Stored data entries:

----------------------------------------

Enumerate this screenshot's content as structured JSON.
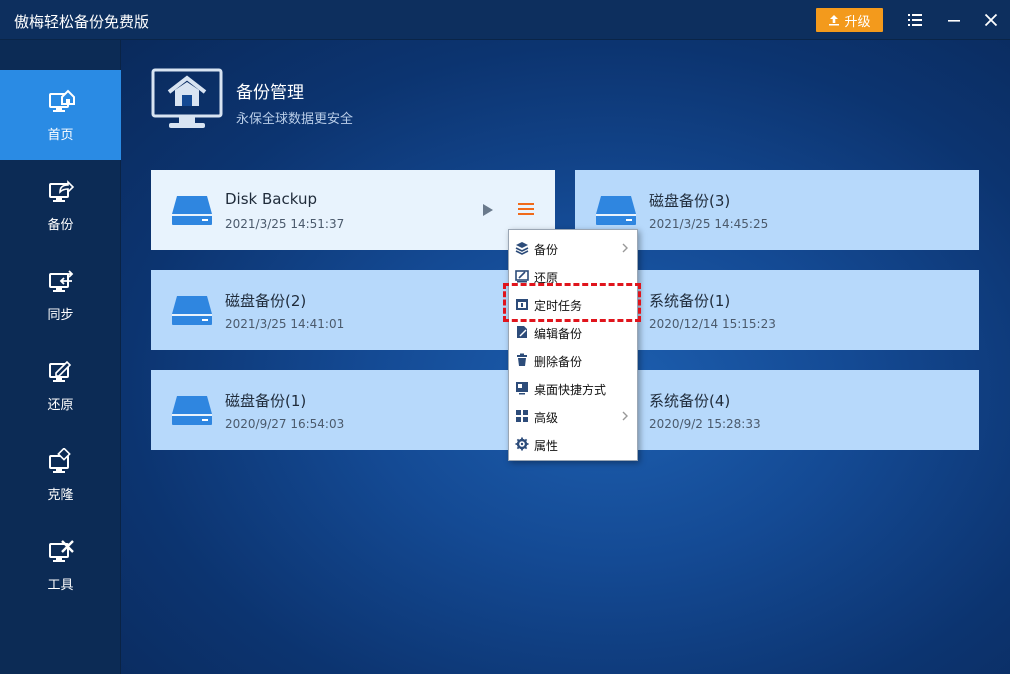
{
  "app": {
    "title": "傲梅轻松备份免费版",
    "upgrade_label": "升级",
    "accent": "#2a8be4",
    "upgrade_color": "#f39a1c"
  },
  "sidebar": {
    "items": [
      {
        "label": "首页",
        "icon": "home-monitor-icon"
      },
      {
        "label": "备份",
        "icon": "backup-monitor-icon"
      },
      {
        "label": "同步",
        "icon": "sync-monitor-icon"
      },
      {
        "label": "还原",
        "icon": "restore-monitor-icon"
      },
      {
        "label": "克隆",
        "icon": "clone-monitor-icon"
      },
      {
        "label": "工具",
        "icon": "tools-monitor-icon"
      }
    ]
  },
  "header": {
    "title": "备份管理",
    "subtitle": "永保全球数据更安全"
  },
  "tasks": [
    {
      "name": "Disk Backup",
      "time": "2021/3/25 14:51:37"
    },
    {
      "name": "磁盘备份(3)",
      "time": "2021/3/25 14:45:25"
    },
    {
      "name": "磁盘备份(2)",
      "time": "2021/3/25 14:41:01"
    },
    {
      "name": "系统备份(1)",
      "time": "2020/12/14 15:15:23"
    },
    {
      "name": "磁盘备份(1)",
      "time": "2020/9/27 16:54:03"
    },
    {
      "name": "系统备份(4)",
      "time": "2020/9/2 15:28:33"
    }
  ],
  "context_menu": {
    "items": [
      {
        "label": "备份",
        "icon": "layers-icon"
      },
      {
        "label": "还原",
        "icon": "restore-icon"
      },
      {
        "label": "定时任务",
        "icon": "calendar-icon"
      },
      {
        "label": "编辑备份",
        "icon": "edit-icon"
      },
      {
        "label": "删除备份",
        "icon": "trash-icon"
      },
      {
        "label": "桌面快捷方式",
        "icon": "shortcut-icon"
      },
      {
        "label": "高级",
        "icon": "grid-icon"
      },
      {
        "label": "属性",
        "icon": "gear-icon"
      }
    ]
  }
}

----------------------------------------

- _Aim_: Copy out every line where the word "restore" occurs.

- _Exercise output_:
        "icon": "restore-monitor-icon"
        "icon": "restore-icon"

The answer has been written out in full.